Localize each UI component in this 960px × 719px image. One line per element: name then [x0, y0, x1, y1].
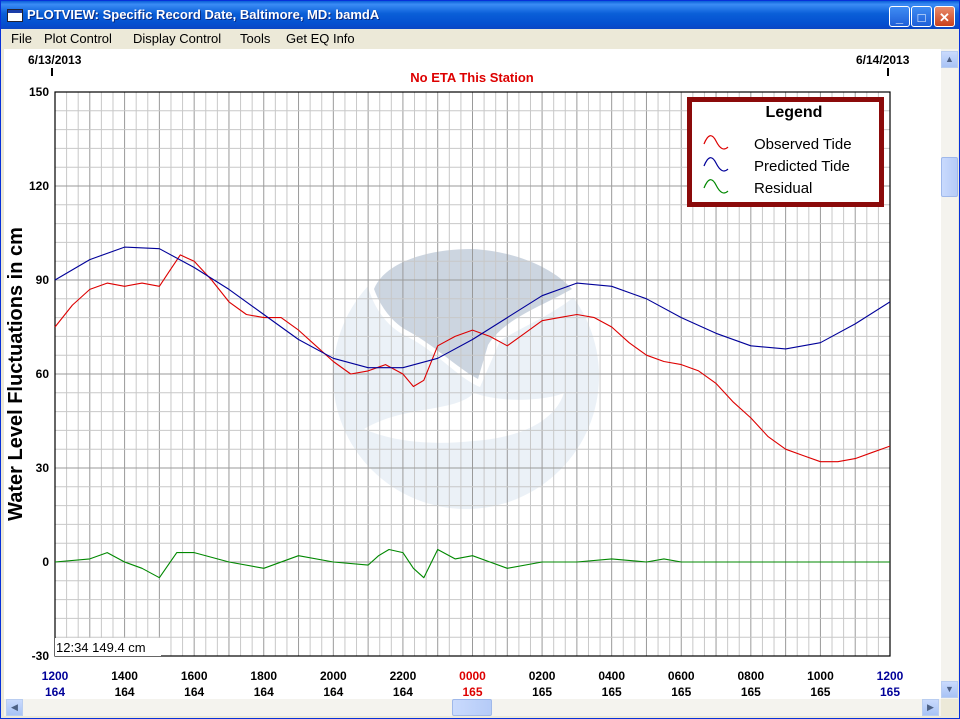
scroll-down-icon[interactable]: ▼: [941, 681, 958, 698]
y-tick-label: 60: [36, 367, 50, 381]
scroll-right-icon[interactable]: ▶: [922, 699, 939, 716]
x-tick-secondary-label: 165: [602, 685, 622, 699]
x-tick-secondary-label: 164: [323, 685, 343, 699]
menu-tools[interactable]: Tools: [240, 31, 271, 46]
title-bar[interactable]: PLOTVIEW: Specific Record Date, Baltimor…: [1, 1, 959, 29]
y-tick-label: 150: [29, 85, 49, 99]
legend-label-observed: Observed Tide: [754, 136, 852, 153]
y-tick-label: 30: [36, 461, 50, 475]
x-tick-label: 0000: [459, 669, 486, 683]
legend-box: [692, 102, 879, 202]
eta-message: No ETA This Station: [410, 70, 534, 85]
size-grip: [941, 699, 958, 716]
x-tick-label: 2000: [320, 669, 347, 683]
series-line-residual: [54, 548, 890, 579]
legend-swatch-observed: [703, 135, 729, 150]
minimize-icon[interactable]: _: [889, 6, 910, 27]
x-tick-label: 1200: [42, 669, 69, 683]
x-tick-label: 0200: [529, 669, 556, 683]
close-icon[interactable]: ✕: [934, 6, 955, 27]
x-tick-secondary-label: 165: [532, 685, 552, 699]
legend-label-predicted: Predicted Tide: [754, 158, 850, 175]
y-tick-label: 120: [29, 179, 49, 193]
x-axis-ticks: 1200 164 1400 164 1600 164 1800 164 2000 164 2200 1…: [42, 669, 904, 699]
menu-get-eq-info[interactable]: Get EQ Info: [286, 31, 355, 46]
plot-grid: [55, 92, 890, 656]
legend-title: Legend: [766, 104, 823, 121]
vertical-scrollbar[interactable]: ▲ ▼: [941, 49, 958, 699]
tide-plot[interactable]: 150 120 90 60 30 0 -30 1200 164 1400 164 1600 164 18…: [4, 49, 941, 699]
series-lines: [54, 246, 891, 579]
x-tick-secondary-label: 165: [462, 685, 482, 699]
y-tick-label: 90: [36, 273, 50, 287]
end-date-label: 6/14/2013: [856, 53, 910, 67]
app-icon: [7, 9, 23, 22]
x-tick-secondary-label: 164: [115, 685, 135, 699]
y-axis-label: Water Level Fluctuations in cm: [5, 227, 27, 521]
legend-swatch-predicted: [703, 157, 729, 172]
x-tick-label: 1200: [877, 669, 904, 683]
vertical-scroll-thumb[interactable]: [941, 157, 958, 197]
legend: Legend Observed Tide Predicted Tide Resi…: [687, 97, 884, 207]
legend-label-residual: Residual: [754, 180, 812, 197]
x-tick-label: 1800: [250, 669, 277, 683]
start-date-label: 6/13/2013: [28, 53, 82, 67]
cursor-readout: 12:34 149.4 cm: [56, 640, 146, 655]
x-tick-label: 0400: [598, 669, 625, 683]
y-tick-label: -30: [32, 649, 50, 663]
x-tick-label: 1000: [807, 669, 834, 683]
y-tick-label: 0: [42, 555, 49, 569]
menu-bar: File Plot Control Display Control Tools …: [1, 29, 959, 49]
x-tick-label: 2200: [390, 669, 417, 683]
x-tick-label: 1600: [181, 669, 208, 683]
horizontal-scroll-thumb[interactable]: [452, 699, 492, 716]
scroll-left-icon[interactable]: ◀: [6, 699, 23, 716]
x-tick-label: 1400: [111, 669, 138, 683]
x-tick-secondary-label: 165: [880, 685, 900, 699]
x-tick-secondary-label: 164: [254, 685, 274, 699]
x-tick-label: 0800: [737, 669, 764, 683]
noaa-watermark-logo: [333, 240, 599, 509]
x-tick-secondary-label: 165: [810, 685, 830, 699]
series-line-predicted-tide: [54, 246, 891, 369]
y-axis-ticks: 150 120 90 60 30 0 -30: [29, 85, 49, 663]
horizontal-scrollbar[interactable]: ◀ ▶: [4, 699, 941, 716]
x-tick-secondary-label: 165: [741, 685, 761, 699]
x-tick-secondary-label: 164: [45, 685, 65, 699]
plot-area[interactable]: 150 120 90 60 30 0 -30 1200 164 1400 164 1600 164 18…: [4, 49, 941, 699]
x-tick-secondary-label: 165: [671, 685, 691, 699]
scroll-up-icon[interactable]: ▲: [941, 51, 958, 68]
window-title: PLOTVIEW: Specific Record Date, Baltimor…: [27, 7, 380, 22]
x-tick-label: 0600: [668, 669, 695, 683]
menu-display-control[interactable]: Display Control: [133, 31, 222, 46]
series-line-observed-tide: [54, 254, 891, 463]
menu-plot-control[interactable]: Plot Control: [44, 31, 112, 46]
plot-frame: [54, 91, 891, 657]
maximize-icon[interactable]: □: [911, 6, 932, 27]
menu-file[interactable]: File: [11, 31, 32, 46]
x-tick-secondary-label: 164: [393, 685, 413, 699]
legend-swatch-residual: [703, 179, 729, 194]
x-tick-secondary-label: 164: [184, 685, 204, 699]
cursor-readout-box: [55, 638, 161, 656]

_ _ _ _

◆ What you have to do
Change "UI component" to "interface element" throughout the material, leaving everything else as it is, and give the material back without the pictures.

◆ Answer to this problem
Localize each interface element in this 960px × 719px image. One line per element: name then [x0, y0, x1, y1].
scroll-down-icon[interactable]: ▼: [941, 681, 958, 698]
y-tick-label: 60: [36, 367, 50, 381]
scroll-right-icon[interactable]: ▶: [922, 699, 939, 716]
x-tick-secondary-label: 165: [602, 685, 622, 699]
x-tick-secondary-label: 164: [323, 685, 343, 699]
menu-tools[interactable]: Tools: [240, 31, 271, 46]
title-bar[interactable]: PLOTVIEW: Specific Record Date, Baltimor…: [1, 1, 959, 29]
y-tick-label: 150: [29, 85, 49, 99]
legend-label-observed: Observed Tide: [754, 136, 852, 153]
y-tick-label: 30: [36, 461, 50, 475]
x-tick-label: 0000: [459, 669, 486, 683]
legend-box: [692, 102, 879, 202]
eta-message: No ETA This Station: [410, 70, 534, 85]
size-grip: [941, 699, 958, 716]
x-tick-label: 2000: [320, 669, 347, 683]
series-line-residual: [54, 548, 890, 579]
legend-swatch-observed: [703, 135, 729, 150]
minimize-icon[interactable]: _: [889, 6, 910, 27]
x-tick-label: 1200: [42, 669, 69, 683]
x-tick-label: 0200: [529, 669, 556, 683]
close-icon[interactable]: ✕: [934, 6, 955, 27]
x-tick-secondary-label: 165: [532, 685, 552, 699]
legend-label-predicted: Predicted Tide: [754, 158, 850, 175]
y-tick-label: 120: [29, 179, 49, 193]
x-axis-ticks: 1200 164 1400 164 1600 164 1800 164 2000 164 2200 1…: [42, 669, 904, 699]
menu-get-eq-info[interactable]: Get EQ Info: [286, 31, 355, 46]
plot-grid: [55, 92, 890, 656]
legend-title: Legend: [766, 104, 823, 121]
vertical-scrollbar[interactable]: ▲ ▼: [941, 49, 958, 699]
tide-plot[interactable]: 150 120 90 60 30 0 -30 1200 164 1400 164 1600 164 18…: [4, 49, 941, 699]
series-lines: [54, 246, 891, 579]
x-tick-secondary-label: 165: [462, 685, 482, 699]
y-tick-label: 90: [36, 273, 50, 287]
end-date-label: 6/14/2013: [856, 53, 910, 67]
app-icon: [7, 9, 23, 22]
x-tick-secondary-label: 164: [115, 685, 135, 699]
y-axis-label: Water Level Fluctuations in cm: [5, 227, 27, 521]
legend-swatch-predicted: [703, 157, 729, 172]
x-tick-label: 1200: [877, 669, 904, 683]
vertical-scroll-thumb[interactable]: [941, 157, 958, 197]
legend: Legend Observed Tide Predicted Tide Resi…: [687, 97, 884, 207]
legend-label-residual: Residual: [754, 180, 812, 197]
x-tick-label: 1800: [250, 669, 277, 683]
start-date-label: 6/13/2013: [28, 53, 82, 67]
cursor-readout: 12:34 149.4 cm: [56, 640, 146, 655]
x-tick-label: 0400: [598, 669, 625, 683]
y-tick-label: -30: [32, 649, 50, 663]
x-tick-label: 1000: [807, 669, 834, 683]
y-tick-label: 0: [42, 555, 49, 569]
menu-bar: File Plot Control Display Control Tools …: [1, 29, 959, 49]
x-tick-label: 2200: [390, 669, 417, 683]
x-tick-label: 1600: [181, 669, 208, 683]
horizontal-scroll-thumb[interactable]: [452, 699, 492, 716]
scroll-left-icon[interactable]: ◀: [6, 699, 23, 716]
x-tick-label: 1400: [111, 669, 138, 683]
x-tick-secondary-label: 165: [880, 685, 900, 699]
x-tick-secondary-label: 164: [254, 685, 274, 699]
x-tick-label: 0800: [737, 669, 764, 683]
noaa-watermark-logo: [333, 240, 599, 509]
x-tick-secondary-label: 165: [810, 685, 830, 699]
series-line-predicted-tide: [54, 246, 891, 369]
y-axis-ticks: 150 120 90 60 30 0 -30: [29, 85, 49, 663]
horizontal-scrollbar[interactable]: ◀ ▶: [4, 699, 941, 716]
x-tick-secondary-label: 165: [741, 685, 761, 699]
x-tick-secondary-label: 164: [45, 685, 65, 699]
plot-area[interactable]: 150 120 90 60 30 0 -30 1200 164 1400 164 1600 164 18…: [4, 49, 941, 699]
x-tick-secondary-label: 165: [671, 685, 691, 699]
scroll-up-icon[interactable]: ▲: [941, 51, 958, 68]
window-title: PLOTVIEW: Specific Record Date, Baltimor…: [27, 7, 380, 22]
x-tick-label: 0600: [668, 669, 695, 683]
menu-display-control[interactable]: Display Control: [133, 31, 222, 46]
series-line-observed-tide: [54, 254, 891, 463]
menu-plot-control[interactable]: Plot Control: [44, 31, 112, 46]
plot-frame: [54, 91, 891, 657]
maximize-icon[interactable]: □: [911, 6, 932, 27]
menu-file[interactable]: File: [11, 31, 32, 46]
x-tick-secondary-label: 164: [393, 685, 413, 699]
legend-swatch-residual: [703, 179, 729, 194]
x-tick-secondary-label: 164: [184, 685, 204, 699]
cursor-readout-box: [55, 638, 161, 656]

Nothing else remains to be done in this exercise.